WHAT TO DO » Say the number of lines containing the string "just", and say nothing else.
╔══
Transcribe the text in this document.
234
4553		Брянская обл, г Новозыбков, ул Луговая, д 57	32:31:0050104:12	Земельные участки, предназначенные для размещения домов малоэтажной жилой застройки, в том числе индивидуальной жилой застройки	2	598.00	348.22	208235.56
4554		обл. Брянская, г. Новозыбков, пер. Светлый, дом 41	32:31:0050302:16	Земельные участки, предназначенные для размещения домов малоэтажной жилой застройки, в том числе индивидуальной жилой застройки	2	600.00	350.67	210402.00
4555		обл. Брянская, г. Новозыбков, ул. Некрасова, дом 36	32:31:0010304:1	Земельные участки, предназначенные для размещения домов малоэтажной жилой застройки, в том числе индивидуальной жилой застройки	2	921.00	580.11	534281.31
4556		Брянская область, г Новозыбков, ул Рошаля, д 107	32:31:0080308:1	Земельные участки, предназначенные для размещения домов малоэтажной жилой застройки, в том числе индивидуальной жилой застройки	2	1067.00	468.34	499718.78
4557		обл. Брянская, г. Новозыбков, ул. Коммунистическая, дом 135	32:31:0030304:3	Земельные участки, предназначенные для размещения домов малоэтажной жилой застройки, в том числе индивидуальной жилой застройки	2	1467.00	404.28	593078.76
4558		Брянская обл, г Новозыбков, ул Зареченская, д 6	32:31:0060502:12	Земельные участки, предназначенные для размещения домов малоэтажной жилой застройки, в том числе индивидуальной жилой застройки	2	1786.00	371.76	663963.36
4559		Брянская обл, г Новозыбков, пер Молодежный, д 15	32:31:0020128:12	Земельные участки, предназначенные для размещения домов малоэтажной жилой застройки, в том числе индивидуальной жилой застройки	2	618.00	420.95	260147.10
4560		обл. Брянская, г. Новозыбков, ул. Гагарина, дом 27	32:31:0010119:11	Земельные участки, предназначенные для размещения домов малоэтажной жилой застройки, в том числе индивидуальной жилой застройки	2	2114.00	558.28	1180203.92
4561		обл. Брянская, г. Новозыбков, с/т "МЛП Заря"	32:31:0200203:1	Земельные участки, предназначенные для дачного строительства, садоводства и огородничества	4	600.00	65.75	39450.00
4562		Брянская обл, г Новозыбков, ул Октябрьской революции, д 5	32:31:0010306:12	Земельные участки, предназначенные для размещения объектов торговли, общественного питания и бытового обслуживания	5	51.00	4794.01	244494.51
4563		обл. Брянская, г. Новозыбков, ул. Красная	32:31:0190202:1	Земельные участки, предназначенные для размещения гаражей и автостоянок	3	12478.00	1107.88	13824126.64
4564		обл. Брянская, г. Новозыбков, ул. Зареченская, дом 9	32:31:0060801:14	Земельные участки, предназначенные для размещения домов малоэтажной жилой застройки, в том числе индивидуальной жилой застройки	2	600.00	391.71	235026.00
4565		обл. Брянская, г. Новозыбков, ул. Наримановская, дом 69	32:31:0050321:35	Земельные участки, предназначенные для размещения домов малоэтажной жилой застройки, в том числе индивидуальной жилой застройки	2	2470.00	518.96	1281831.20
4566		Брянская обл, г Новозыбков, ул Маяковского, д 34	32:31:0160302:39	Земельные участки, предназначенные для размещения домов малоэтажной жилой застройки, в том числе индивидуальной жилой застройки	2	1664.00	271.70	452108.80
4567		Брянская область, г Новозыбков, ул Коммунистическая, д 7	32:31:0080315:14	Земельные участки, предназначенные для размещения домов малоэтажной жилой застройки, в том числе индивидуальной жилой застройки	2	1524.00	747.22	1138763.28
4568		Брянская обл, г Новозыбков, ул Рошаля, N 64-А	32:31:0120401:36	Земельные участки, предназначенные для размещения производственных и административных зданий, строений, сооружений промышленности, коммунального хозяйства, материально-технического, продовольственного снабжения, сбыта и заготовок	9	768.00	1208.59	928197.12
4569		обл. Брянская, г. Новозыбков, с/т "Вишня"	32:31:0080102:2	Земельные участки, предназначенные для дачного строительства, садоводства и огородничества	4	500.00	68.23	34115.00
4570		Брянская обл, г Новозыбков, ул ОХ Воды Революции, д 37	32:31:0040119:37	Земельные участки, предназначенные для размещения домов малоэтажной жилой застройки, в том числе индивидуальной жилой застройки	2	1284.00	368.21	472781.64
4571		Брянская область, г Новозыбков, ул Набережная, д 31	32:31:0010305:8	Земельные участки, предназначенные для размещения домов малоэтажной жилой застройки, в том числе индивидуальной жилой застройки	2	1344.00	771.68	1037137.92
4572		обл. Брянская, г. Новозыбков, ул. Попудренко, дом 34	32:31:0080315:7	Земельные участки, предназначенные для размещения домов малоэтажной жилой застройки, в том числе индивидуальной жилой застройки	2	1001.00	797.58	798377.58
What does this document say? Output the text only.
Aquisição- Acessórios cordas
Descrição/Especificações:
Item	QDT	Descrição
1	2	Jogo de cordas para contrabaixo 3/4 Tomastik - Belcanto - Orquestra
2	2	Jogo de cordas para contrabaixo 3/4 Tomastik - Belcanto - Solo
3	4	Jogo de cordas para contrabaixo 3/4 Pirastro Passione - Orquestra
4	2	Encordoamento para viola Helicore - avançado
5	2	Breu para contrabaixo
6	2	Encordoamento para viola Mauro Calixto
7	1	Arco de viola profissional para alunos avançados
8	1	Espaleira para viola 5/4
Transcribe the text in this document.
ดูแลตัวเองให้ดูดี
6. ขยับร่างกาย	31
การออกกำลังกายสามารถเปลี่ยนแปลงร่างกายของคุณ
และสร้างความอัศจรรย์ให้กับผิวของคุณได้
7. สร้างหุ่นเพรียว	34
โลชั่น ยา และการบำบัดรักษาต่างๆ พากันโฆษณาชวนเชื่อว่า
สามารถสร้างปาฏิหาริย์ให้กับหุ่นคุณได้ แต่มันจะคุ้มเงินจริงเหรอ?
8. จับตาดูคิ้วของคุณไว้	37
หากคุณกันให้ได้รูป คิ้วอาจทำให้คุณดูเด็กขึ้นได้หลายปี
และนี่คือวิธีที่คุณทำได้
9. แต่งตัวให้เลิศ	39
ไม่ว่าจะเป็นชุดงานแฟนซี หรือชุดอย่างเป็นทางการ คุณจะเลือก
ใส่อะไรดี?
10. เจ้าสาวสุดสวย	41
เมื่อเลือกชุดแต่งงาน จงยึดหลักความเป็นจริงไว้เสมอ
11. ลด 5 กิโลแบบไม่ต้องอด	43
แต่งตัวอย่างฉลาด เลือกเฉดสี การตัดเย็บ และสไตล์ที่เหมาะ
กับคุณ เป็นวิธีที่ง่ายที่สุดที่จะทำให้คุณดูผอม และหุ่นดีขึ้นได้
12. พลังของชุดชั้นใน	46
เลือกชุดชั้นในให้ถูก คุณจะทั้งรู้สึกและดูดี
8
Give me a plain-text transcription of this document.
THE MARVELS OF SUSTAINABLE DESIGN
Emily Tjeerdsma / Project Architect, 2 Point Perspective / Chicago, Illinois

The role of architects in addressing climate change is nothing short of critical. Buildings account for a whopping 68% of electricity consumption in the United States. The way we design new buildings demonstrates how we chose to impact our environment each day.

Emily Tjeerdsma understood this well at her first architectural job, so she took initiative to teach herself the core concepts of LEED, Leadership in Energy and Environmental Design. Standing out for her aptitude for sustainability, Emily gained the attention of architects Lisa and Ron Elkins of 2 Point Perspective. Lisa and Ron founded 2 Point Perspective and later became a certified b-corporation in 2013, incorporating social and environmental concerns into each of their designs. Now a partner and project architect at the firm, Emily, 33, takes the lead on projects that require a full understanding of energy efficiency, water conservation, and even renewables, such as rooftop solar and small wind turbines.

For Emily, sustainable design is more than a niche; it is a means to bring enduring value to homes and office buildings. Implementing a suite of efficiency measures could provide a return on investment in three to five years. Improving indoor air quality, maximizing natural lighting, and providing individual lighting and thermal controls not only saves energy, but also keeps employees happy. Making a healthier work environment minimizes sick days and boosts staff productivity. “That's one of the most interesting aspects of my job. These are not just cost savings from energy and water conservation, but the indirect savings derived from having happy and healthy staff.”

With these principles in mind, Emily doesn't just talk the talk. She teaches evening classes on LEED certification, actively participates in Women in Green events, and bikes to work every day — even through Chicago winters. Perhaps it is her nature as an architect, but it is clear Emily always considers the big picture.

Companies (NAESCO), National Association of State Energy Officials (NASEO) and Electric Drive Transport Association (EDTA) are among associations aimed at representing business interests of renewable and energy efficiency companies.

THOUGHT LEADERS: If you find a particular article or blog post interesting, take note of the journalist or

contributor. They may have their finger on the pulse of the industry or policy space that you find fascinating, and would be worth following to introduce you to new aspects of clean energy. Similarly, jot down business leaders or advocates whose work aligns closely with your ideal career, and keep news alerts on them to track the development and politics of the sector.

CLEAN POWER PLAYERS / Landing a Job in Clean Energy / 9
╚══
TASK RESPONSE » 2